**JOB**
Lines that hold the word "abitanti" should be located and copied.

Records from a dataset
........
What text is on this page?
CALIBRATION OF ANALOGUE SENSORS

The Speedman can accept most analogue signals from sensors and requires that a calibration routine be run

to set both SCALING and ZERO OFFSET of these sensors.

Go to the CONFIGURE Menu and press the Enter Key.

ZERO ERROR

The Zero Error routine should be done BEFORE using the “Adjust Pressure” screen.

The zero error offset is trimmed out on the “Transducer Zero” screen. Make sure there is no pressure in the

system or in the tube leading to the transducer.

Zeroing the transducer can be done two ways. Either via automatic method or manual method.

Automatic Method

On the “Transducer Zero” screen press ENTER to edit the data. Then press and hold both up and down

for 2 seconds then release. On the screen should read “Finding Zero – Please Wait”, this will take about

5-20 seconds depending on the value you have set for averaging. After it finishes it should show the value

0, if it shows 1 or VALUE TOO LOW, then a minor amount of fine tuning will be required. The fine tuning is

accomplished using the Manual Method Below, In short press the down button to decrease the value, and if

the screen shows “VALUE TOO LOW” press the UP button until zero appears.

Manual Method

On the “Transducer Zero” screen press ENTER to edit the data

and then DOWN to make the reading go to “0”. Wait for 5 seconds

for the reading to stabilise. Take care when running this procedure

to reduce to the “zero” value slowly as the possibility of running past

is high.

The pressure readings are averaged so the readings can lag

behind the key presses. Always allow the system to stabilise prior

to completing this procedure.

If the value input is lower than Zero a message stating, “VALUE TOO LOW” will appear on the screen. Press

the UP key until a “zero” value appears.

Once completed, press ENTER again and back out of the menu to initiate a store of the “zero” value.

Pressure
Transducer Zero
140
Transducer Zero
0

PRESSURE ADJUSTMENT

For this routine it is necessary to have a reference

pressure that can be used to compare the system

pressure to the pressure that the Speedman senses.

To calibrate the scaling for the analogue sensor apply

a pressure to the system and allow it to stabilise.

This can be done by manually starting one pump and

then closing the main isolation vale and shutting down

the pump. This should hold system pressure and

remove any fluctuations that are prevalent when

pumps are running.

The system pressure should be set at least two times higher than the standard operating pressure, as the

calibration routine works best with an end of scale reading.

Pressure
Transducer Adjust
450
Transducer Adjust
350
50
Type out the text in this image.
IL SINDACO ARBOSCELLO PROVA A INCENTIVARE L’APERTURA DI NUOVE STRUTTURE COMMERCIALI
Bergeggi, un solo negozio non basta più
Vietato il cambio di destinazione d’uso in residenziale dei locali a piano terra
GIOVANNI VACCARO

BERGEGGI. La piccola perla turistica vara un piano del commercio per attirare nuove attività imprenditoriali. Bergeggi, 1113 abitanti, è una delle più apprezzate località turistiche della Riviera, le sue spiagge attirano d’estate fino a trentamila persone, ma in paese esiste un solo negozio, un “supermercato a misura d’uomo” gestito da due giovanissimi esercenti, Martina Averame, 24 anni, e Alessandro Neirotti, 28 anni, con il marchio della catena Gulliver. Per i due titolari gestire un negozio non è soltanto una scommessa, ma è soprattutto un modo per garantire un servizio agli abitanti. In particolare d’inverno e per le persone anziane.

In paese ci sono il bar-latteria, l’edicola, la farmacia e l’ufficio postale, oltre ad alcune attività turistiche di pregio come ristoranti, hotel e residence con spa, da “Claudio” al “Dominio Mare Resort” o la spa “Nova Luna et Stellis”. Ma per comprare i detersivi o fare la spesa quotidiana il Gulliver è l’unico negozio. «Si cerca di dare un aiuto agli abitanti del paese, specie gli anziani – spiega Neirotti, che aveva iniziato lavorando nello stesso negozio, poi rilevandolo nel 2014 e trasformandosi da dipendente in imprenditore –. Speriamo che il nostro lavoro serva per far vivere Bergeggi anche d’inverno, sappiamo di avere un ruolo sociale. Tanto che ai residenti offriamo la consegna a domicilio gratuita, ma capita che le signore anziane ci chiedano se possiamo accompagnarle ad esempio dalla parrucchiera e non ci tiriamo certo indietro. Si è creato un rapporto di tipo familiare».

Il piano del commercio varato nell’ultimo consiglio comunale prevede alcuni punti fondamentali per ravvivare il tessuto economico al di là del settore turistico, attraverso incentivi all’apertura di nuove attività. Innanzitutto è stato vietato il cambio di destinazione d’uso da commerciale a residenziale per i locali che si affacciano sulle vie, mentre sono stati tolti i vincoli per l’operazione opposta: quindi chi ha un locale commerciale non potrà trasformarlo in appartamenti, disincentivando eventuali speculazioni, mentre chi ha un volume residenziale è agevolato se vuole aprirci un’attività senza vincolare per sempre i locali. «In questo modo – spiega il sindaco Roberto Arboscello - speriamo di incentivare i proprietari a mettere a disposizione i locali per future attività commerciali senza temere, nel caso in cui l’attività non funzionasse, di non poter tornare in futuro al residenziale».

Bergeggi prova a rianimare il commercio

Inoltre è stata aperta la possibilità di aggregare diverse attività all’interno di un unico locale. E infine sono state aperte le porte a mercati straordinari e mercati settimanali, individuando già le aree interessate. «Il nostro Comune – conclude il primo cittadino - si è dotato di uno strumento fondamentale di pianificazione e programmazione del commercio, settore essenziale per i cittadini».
........
**RESULT OF THIS TASK**
BERGEGGI. La piccola perla turistica vara un piano del commercio per attirare nuove attività imprenditoriali. Bergeggi, 1113 abitanti, è una delle più apprezzate località turistiche della Riviera, le sue spiagge attirano d’estate fino a trentamila persone, ma in paese esiste un solo negozio, un “supermercato a misura d’uomo” gestito da due giovanissimi esercenti, Martina Averame, 24 anni, e Alessandro Neirotti, 28 anni, con il marchio della catena Gulliver. Per i due titolari gestire un negozio non è soltanto una scommessa, ma è soprattutto un modo per garantire un servizio agli abitanti. In particolare d’inverno e per le persone anziane.
In paese ci sono il bar-latteria, l’edicola, la farmacia e l’ufficio postale, oltre ad alcune attività turistiche di pregio come ristoranti, hotel e residence con spa, da “Claudio” al “Dominio Mare Resort” o la spa “Nova Luna et Stellis”. Ma per comprare i detersivi o fare la spesa quotidiana il Gulliver è l’unico negozio. «Si cerca di dare un aiuto agli abitanti del paese, specie gli anziani – spiega Neirotti, che aveva iniziato lavorando nello stesso negozio, poi rilevandolo nel 2014 e trasformandosi da dipendente in imprenditore –. Speriamo che il nostro lavoro serva per far vivere Bergeggi anche d’inverno, sappiamo di avere un ruolo sociale. Tanto che ai residenti offriamo la consegna a domicilio gratuita, ma capita che le signore anziane ci chiedano se possiamo accompagnarle ad esempio dalla parrucchiera e non ci tiriamo certo indietro. Si è creato un rapporto di tipo familiare».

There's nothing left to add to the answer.